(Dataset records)
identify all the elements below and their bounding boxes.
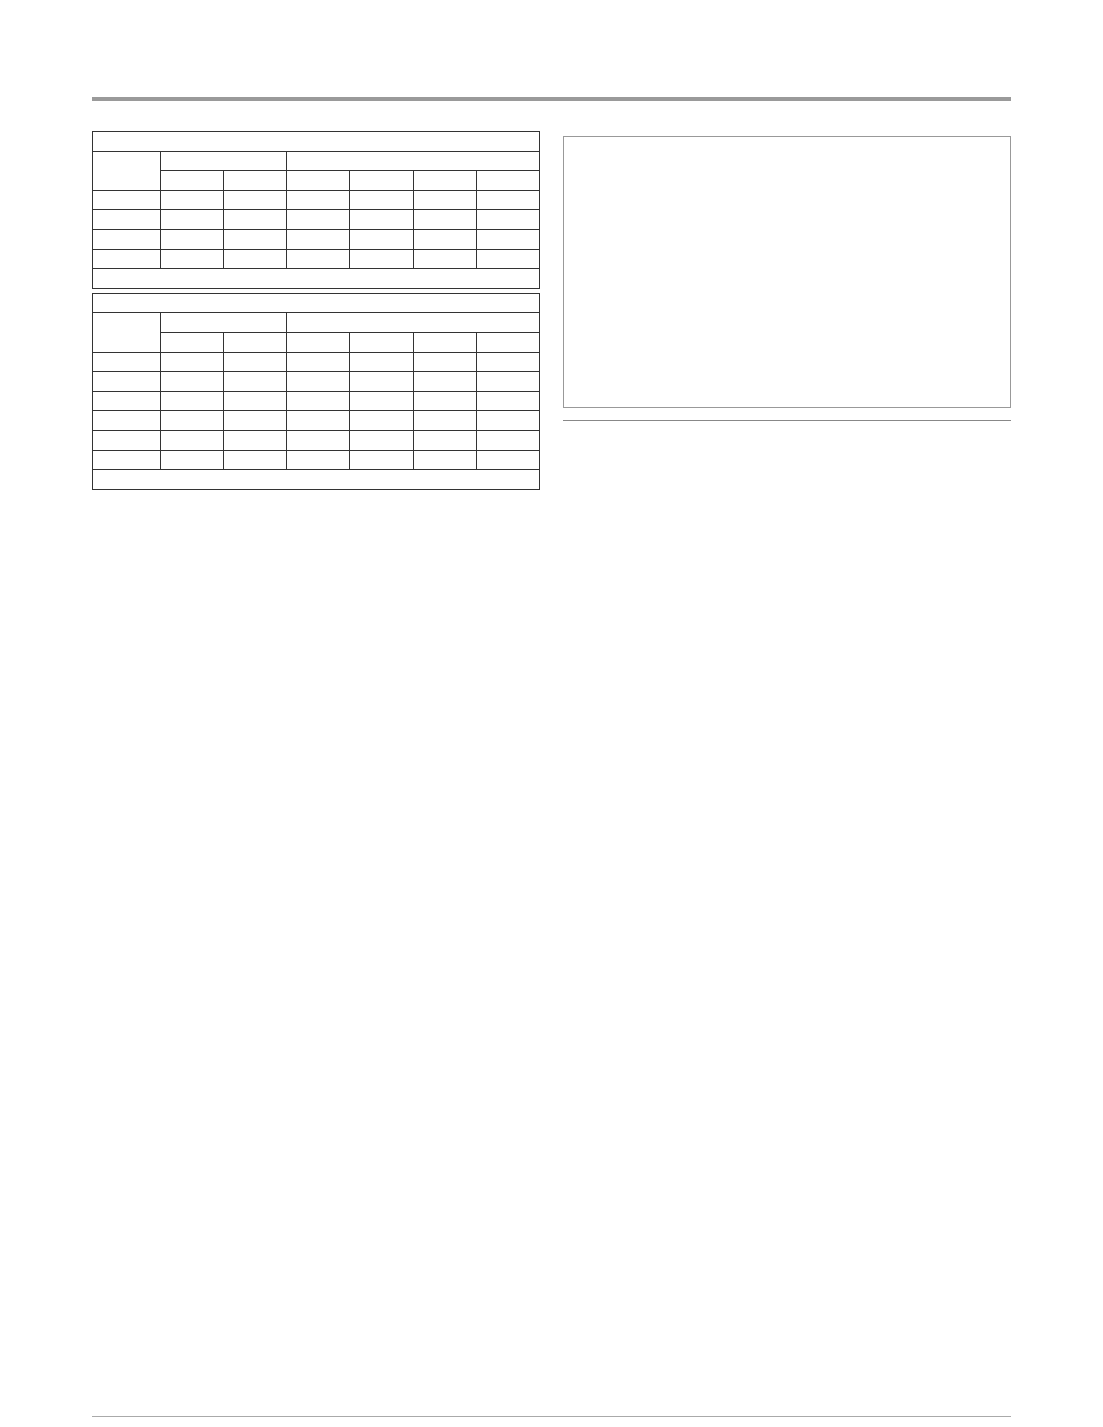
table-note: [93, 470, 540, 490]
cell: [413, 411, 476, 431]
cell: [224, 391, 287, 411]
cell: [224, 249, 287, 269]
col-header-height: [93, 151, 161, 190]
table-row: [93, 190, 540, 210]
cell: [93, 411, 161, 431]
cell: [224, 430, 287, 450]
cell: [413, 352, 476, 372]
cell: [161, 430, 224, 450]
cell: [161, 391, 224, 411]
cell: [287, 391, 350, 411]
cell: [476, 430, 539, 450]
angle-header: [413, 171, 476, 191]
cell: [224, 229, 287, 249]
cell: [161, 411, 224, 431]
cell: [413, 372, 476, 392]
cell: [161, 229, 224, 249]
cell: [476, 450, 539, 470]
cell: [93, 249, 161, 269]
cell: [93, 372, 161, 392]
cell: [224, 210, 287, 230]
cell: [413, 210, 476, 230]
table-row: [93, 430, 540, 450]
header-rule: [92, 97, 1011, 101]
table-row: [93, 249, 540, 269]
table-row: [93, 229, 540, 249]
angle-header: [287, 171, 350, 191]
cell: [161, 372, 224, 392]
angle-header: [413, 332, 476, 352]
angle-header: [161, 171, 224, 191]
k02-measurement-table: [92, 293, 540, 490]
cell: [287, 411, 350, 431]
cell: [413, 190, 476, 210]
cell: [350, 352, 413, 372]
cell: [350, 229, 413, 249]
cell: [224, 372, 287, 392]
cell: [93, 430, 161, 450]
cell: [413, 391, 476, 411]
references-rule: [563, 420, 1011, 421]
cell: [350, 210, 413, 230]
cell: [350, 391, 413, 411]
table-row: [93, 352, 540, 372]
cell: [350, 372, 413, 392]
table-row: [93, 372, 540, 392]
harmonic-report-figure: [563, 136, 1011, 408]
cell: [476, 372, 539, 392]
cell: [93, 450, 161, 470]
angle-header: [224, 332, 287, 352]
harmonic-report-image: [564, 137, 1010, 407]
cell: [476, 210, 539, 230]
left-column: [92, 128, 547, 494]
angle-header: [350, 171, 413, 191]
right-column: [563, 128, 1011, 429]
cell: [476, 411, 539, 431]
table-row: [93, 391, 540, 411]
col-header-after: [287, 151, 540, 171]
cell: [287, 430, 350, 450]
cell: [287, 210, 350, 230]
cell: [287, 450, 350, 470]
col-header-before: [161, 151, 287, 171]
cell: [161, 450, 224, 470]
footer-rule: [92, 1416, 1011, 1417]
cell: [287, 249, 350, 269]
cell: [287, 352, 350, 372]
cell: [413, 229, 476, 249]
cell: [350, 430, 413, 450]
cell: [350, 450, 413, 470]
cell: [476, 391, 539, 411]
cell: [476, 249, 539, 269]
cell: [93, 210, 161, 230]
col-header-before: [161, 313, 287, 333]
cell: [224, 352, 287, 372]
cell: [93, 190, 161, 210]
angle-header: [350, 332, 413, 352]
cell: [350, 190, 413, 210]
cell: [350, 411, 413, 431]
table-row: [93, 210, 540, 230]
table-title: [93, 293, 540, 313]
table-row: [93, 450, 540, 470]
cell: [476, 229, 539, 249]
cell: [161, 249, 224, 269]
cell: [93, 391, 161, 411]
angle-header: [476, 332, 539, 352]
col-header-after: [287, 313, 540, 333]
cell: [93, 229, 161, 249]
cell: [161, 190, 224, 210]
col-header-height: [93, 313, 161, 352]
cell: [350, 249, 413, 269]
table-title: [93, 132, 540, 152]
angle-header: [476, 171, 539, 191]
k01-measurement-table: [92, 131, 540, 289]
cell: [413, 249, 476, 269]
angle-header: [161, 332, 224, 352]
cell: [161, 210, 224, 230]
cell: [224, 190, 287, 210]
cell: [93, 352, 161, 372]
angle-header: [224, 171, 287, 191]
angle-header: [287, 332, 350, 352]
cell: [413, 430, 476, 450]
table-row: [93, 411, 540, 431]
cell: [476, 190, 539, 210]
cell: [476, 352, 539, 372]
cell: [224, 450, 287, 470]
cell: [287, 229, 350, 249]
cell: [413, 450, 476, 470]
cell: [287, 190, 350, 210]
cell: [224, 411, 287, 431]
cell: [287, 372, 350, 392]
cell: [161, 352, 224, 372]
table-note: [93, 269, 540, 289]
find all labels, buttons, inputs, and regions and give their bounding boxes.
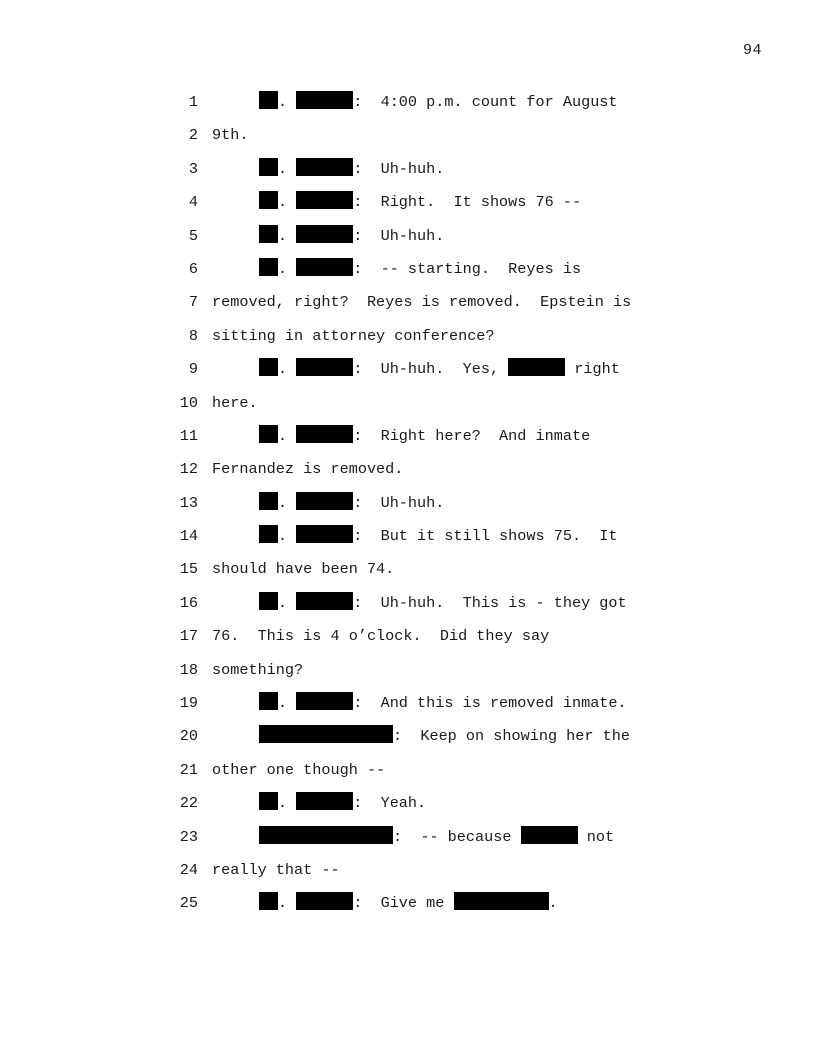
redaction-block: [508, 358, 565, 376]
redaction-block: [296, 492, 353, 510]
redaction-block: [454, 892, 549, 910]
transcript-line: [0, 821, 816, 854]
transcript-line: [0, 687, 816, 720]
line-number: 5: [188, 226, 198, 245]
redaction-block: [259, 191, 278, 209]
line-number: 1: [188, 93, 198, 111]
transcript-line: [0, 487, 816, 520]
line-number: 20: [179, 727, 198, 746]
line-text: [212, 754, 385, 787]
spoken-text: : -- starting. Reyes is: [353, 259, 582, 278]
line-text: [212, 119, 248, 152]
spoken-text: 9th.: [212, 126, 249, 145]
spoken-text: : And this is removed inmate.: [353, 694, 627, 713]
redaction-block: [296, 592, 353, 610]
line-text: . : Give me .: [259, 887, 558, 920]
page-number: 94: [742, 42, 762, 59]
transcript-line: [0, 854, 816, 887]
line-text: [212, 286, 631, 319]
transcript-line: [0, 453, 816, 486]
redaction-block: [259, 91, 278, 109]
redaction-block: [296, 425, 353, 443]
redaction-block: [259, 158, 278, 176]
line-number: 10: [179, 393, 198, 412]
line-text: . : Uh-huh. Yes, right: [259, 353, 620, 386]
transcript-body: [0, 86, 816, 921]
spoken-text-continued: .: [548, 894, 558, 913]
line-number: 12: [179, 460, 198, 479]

WHAT THIS TASK INVOLVES: Convert every line of the records above into a JSON list of strings, one string per line, skipping blank lines. Leave the pictures out of your answer.

ANSWER FOR THIS EXERCISE:
[
  "identify all the elements below and their bounding boxes.",
  "table-note: [93, 470, 540, 490]",
  "cell: [413, 411, 476, 431]",
  "cell: [224, 391, 287, 411]",
  "cell: [224, 249, 287, 269]",
  "col-header-height: [93, 151, 161, 190]",
  "table-row: [93, 190, 540, 210]",
  "cell: [93, 411, 161, 431]",
  "cell: [224, 430, 287, 450]",
  "cell: [413, 352, 476, 372]",
  "cell: [161, 430, 224, 450]",
  "cell: [161, 391, 224, 411]",
  "cell: [287, 391, 350, 411]",
  "cell: [476, 430, 539, 450]",
  "angle-header: [413, 171, 476, 191]",
  "cell: [224, 229, 287, 249]",
  "cell: [161, 411, 224, 431]",
  "cell: [413, 372, 476, 392]",
  "cell: [161, 229, 224, 249]",
  "cell: [476, 450, 539, 470]",
  "cell: [93, 249, 161, 269]",
  "cell: [93, 372, 161, 392]",
  "cell: [224, 210, 287, 230]",
  "cell: [413, 210, 476, 230]",
  "table-row: [93, 430, 540, 450]",
  "header-rule: [92, 97, 1011, 101]",
  "table-row: [93, 249, 540, 269]",
  "table-row: [93, 229, 540, 249]",
  "angle-header: [287, 171, 350, 191]",
  "cell: [161, 372, 224, 392]",
  "angle-header: [413, 332, 476, 352]",
  "angle-header: [161, 171, 224, 191]",
  "k02-measurement-table: [92, 293, 540, 490]",
  "cell: [287, 411, 350, 431]",
  "cell: [413, 190, 476, 210]",
  "cell: [350, 352, 413, 372]",
  "cell: [350, 229, 413, 249]",
  "cell: [224, 372, 287, 392]",
  "cell: [93, 430, 161, 450]",
  "cell: [413, 391, 476, 411]",
  "references-rule: [563, 420, 1011, 421]",
  "cell: [350, 210, 413, 230]",
  "cell: [350, 391, 413, 411]",
  "table-row: [93, 352, 540, 372]",
  "cell: [350, 372, 413, 392]",
  "table-row: [93, 372, 540, 392]",
  "harmonic-report-figure: [563, 136, 1011, 408]",
  "cell: [476, 372, 539, 392]",
  "cell: [93, 450, 161, 470]",
  "angle-header: [224, 332, 287, 352]",
  "harmonic-report-image: [564, 137, 1010, 407]",
  "cell: [476, 210, 539, 230]",
  "left-column: [92, 128, 547, 494]",
  "angle-header: [350, 171, 413, 191]",
  "right-column: [563, 128, 1011, 429]",
  "cell: [476, 411, 539, 431]",
  "table-row: [93, 391, 540, 411]",
  "col-header-after: [287, 151, 540, 171]",
  "cell: [287, 430, 350, 450]",
  "cell: [287, 210, 350, 230]",
  "cell: [287, 450, 350, 470]",
  "col-header-before: [161, 151, 287, 171]",
  "cell: [161, 450, 224, 470]",
  "footer-rule: [92, 1416, 1011, 1417]",
  "cell: [287, 249, 350, 269]",
  "cell: [287, 352, 350, 372]",
  "cell: [413, 229, 476, 249]",
  "cell: [350, 430, 413, 450]",
  "cell: [350, 450, 413, 470]",
  "cell: [476, 391, 539, 411]",
  "cell: [476, 249, 539, 269]",
  "cell: [93, 210, 161, 230]",
  "col-header-before: [161, 313, 287, 333]",
  "cell: [224, 352, 287, 372]",
  "cell: [93, 190, 161, 210]",
  "angle-header: [350, 332, 413, 352]",
  "cell: [350, 190, 413, 210]",
  "cell: [350, 411, 413, 431]",
  "table-row: [93, 210, 540, 230]",
  "table-title: [93, 293, 540, 313]",
  "table-row: [93, 450, 540, 470]",
  "cell: [476, 229, 539, 249]",
  "cell: [161, 249, 224, 269]",
  "cell: [93, 391, 161, 411]",
  "angle-header: [476, 332, 539, 352]",
  "col-header-after: [287, 313, 540, 333]",
  "cell: [93, 229, 161, 249]",
  "cell: [161, 190, 224, 210]",
  "col-header-height: [93, 313, 161, 352]",
  "cell: [350, 249, 413, 269]",
  "table-title: [93, 132, 540, 152]",
  "angle-header: [476, 171, 539, 191]",
  "k01-measurement-table: [92, 131, 540, 289]",
  "cell: [413, 249, 476, 269]",
  "angle-header: [161, 332, 224, 352]",
  "cell: [161, 210, 224, 230]",
  "cell: [224, 190, 287, 210]",
  "cell: [93, 352, 161, 372]",
  "angle-header: [224, 171, 287, 191]",
  "angle-header: [287, 332, 350, 352]",
  "cell: [413, 430, 476, 450]",
  "table-row: [93, 411, 540, 431]",
  "cell: [476, 190, 539, 210]",
  "cell: [476, 352, 539, 372]",
  "cell: [224, 450, 287, 470]",
  "cell: [287, 229, 350, 249]",
  "cell: [413, 450, 476, 470]",
  "cell: [287, 190, 350, 210]",
  "cell: [224, 411, 287, 431]",
  "cell: [287, 372, 350, 392]",
  "cell: [161, 352, 224, 372]",
  "table-note: [93, 269, 540, 289]",
  "find all labels, buttons, inputs, and regions and give their bounding boxes.",
  "redaction-block: [508, 358, 565, 376]",
  "redaction-block: [296, 492, 353, 510]",
  "redaction-block: [454, 892, 549, 910]",
  "transcript-line: [0, 821, 816, 854]",
  "transcript-line: [0, 687, 816, 720]",
  "line-number: 5: [188, 226, 198, 245]",
  "redaction-block: [259, 191, 278, 209]",
  "line-number: 1: [188, 93, 198, 111]",
  "transcript-line: [0, 487, 816, 520]",
  "line-number: 20: [179, 727, 198, 746]",
  "line-text: [212, 754, 385, 787]",
  "spoken-text: : -- starting. Reyes is: [353, 259, 582, 278]",
  "line-text: [212, 119, 248, 152]",
  "spoken-text: 9th.: [212, 126, 249, 145]",
  "spoken-text: : And this is removed inmate.: [353, 694, 627, 713]",
  "redaction-block: [296, 592, 353, 610]",
  "line-text: . : Give me .: [259, 887, 558, 920]",
  "page-number: 94: [742, 42, 762, 59]",
  "transcript-line: [0, 854, 816, 887]",
  "line-text: [212, 286, 631, 319]",
  "transcript-line: [0, 453, 816, 486]",
  "redaction-block: [259, 91, 278, 109]",
  "redaction-block: [296, 425, 353, 443]",
  "redaction-block: [259, 158, 278, 176]",
  "line-number: 10: [179, 393, 198, 412]",
  "line-text: . : Uh-huh. Yes, right: [259, 353, 620, 386]",
  "transcript-body: [0, 86, 816, 921]",
  "spoken-text-continued: .: [548, 894, 558, 913]",
  "line-number: 12: [179, 460, 198, 479]"
]